» **PROVIDED PASSAGE**:
= = = = = = =
Vitamin A overdose (Toxicity)

   The Tolerable Upper Intake Level (UL) for vitamin A, for a 25-year old
   male, is 3,000 micrograms/day, or about 10,000 IU.

   Too much vitamin A can be harmful or fatal, resulting in what is known
   as hypervitaminosis A. The body converts the dimerized form, carotene,
   into vitamin A as it is needed, therefore high levels of carotene are
   not toxic compared to the ester (animal) forms. The livers of certain
   animals, especially those adapted to polar environments, often contain
   amounts of vitamin A that would be toxic to humans. Thus, vitamin A
   toxicity is typically reported in arctic explorers and people taking
   large doses of synthetic vitamin A. The first documented death due to
   vitamin A poisoning was Xavier Mertz, a Swiss scientist who died in
   January 1913 on an Antarctic expedition that had lost its food supplies
   and fell to eating its sled dogs. Mertz consumed lethal amounts of
   vitamin A by eating the dogs' livers. Just 0.3 grams of the liver of
   the polar bear contains the upper intake level. If eaten in one meal,
   30 to 90 grams is enough to kill a human being, or to make even sled
   dogs very ill.

   Excess vitamin A has also been suspected to be a contributor to
   osteoporosis. This seems to happen at much lower doses than those
   required to induce acute intoxication. Only preformed vitamin A can
   cause these problems, because the conversion of carotenoids into
   vitamin A is downregulated when physiological requirements are met. An
   excessive uptake of carotenoids can, however, cause carotenosis.

   The carotenoid beta carotene was interestingly associated with an
   increase in lung cancer when it was studied in a lung cancer prevention
   trial in male smokers. In non-smokers, the opposite effect has been
   noted.
= = = = = = =
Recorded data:
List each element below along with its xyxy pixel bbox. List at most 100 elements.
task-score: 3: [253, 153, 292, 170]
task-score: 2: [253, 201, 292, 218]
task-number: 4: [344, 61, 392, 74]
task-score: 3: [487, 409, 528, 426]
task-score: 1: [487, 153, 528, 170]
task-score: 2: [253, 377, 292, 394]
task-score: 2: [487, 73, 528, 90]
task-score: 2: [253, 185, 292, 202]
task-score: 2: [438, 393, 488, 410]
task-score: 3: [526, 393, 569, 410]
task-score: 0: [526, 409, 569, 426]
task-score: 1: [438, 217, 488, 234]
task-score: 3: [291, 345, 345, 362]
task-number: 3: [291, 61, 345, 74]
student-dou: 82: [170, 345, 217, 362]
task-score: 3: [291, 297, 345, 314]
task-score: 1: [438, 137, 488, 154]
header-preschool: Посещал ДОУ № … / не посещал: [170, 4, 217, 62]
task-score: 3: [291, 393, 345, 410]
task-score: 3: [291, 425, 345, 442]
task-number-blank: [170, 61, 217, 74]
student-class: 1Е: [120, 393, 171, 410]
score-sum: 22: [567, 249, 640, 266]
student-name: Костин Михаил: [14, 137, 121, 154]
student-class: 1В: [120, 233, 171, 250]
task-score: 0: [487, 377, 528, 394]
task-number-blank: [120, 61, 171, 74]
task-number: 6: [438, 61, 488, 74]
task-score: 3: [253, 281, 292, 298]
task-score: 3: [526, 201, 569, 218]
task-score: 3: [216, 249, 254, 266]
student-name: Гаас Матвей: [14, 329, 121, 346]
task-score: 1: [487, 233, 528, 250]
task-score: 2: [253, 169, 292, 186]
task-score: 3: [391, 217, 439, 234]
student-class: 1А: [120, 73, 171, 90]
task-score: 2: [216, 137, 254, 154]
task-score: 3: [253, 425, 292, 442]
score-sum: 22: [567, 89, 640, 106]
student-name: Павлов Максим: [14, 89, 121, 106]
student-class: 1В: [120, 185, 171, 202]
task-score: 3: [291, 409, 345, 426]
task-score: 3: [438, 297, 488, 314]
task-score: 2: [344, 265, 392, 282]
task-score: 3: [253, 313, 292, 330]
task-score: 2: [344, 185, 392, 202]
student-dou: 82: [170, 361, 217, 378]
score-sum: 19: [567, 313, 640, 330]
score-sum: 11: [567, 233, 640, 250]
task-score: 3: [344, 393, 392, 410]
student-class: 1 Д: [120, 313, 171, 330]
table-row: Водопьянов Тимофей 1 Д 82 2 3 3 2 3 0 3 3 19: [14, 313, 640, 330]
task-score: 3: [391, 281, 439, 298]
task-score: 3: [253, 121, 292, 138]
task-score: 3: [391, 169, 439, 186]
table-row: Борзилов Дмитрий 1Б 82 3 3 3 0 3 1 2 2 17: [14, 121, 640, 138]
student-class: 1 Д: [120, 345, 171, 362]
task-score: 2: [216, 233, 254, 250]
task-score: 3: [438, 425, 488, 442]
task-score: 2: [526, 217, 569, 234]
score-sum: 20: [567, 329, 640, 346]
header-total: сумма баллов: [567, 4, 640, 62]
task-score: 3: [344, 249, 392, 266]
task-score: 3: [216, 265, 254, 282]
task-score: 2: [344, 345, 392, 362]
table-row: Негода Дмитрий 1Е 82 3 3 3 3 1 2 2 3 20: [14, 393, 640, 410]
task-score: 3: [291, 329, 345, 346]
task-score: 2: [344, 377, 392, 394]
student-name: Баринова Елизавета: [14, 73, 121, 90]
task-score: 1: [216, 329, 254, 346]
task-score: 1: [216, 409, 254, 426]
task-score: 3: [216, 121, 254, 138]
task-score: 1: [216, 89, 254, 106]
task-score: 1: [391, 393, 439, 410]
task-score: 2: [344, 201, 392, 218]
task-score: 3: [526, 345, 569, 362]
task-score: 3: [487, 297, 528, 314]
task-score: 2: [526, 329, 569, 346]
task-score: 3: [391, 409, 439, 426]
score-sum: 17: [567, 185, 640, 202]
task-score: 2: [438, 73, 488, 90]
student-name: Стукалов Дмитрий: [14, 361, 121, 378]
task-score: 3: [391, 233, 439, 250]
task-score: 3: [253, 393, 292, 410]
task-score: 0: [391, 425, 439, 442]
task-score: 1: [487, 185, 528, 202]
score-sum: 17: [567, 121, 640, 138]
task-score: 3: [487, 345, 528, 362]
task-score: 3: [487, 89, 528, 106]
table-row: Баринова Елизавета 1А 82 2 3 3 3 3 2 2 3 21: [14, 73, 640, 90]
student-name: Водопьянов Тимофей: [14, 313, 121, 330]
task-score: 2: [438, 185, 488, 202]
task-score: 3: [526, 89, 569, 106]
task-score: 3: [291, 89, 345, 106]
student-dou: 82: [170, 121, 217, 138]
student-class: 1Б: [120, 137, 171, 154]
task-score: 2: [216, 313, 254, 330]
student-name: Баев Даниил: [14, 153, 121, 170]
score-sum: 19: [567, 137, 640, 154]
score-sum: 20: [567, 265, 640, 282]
= = = = = = =
» **PROMPT 1**: Can you output the portion of the vitamin A toxicity passage starting at "Excess vitamin A" and ending at "however, cause carotenosis.", copied word for word?
» **PROMPT 2**: How would you render this sentence from the vitamin A toxicity passage in Spanish: "Excess vitamin A has also been suspected to be a contributor to osteoporosis."

» **RESPONSE AREA 1**:
Excess vitamin A has also been suspected to be a contributor to
   osteoporosis. This seems to happen at much lower doses than those
   required to induce acute intoxication. Only preformed vitamin A can
   cause these problems, because the conversion of carotenoids into
   vitamin A is downregulated when physiological requirements are met. An
   excessive uptake of carotenoids can, however, cause carotenosis.

» **RESPONSE AREA 2**: También se ha sospechado que el exceso de vitamina A contribuye a la osteoporosis.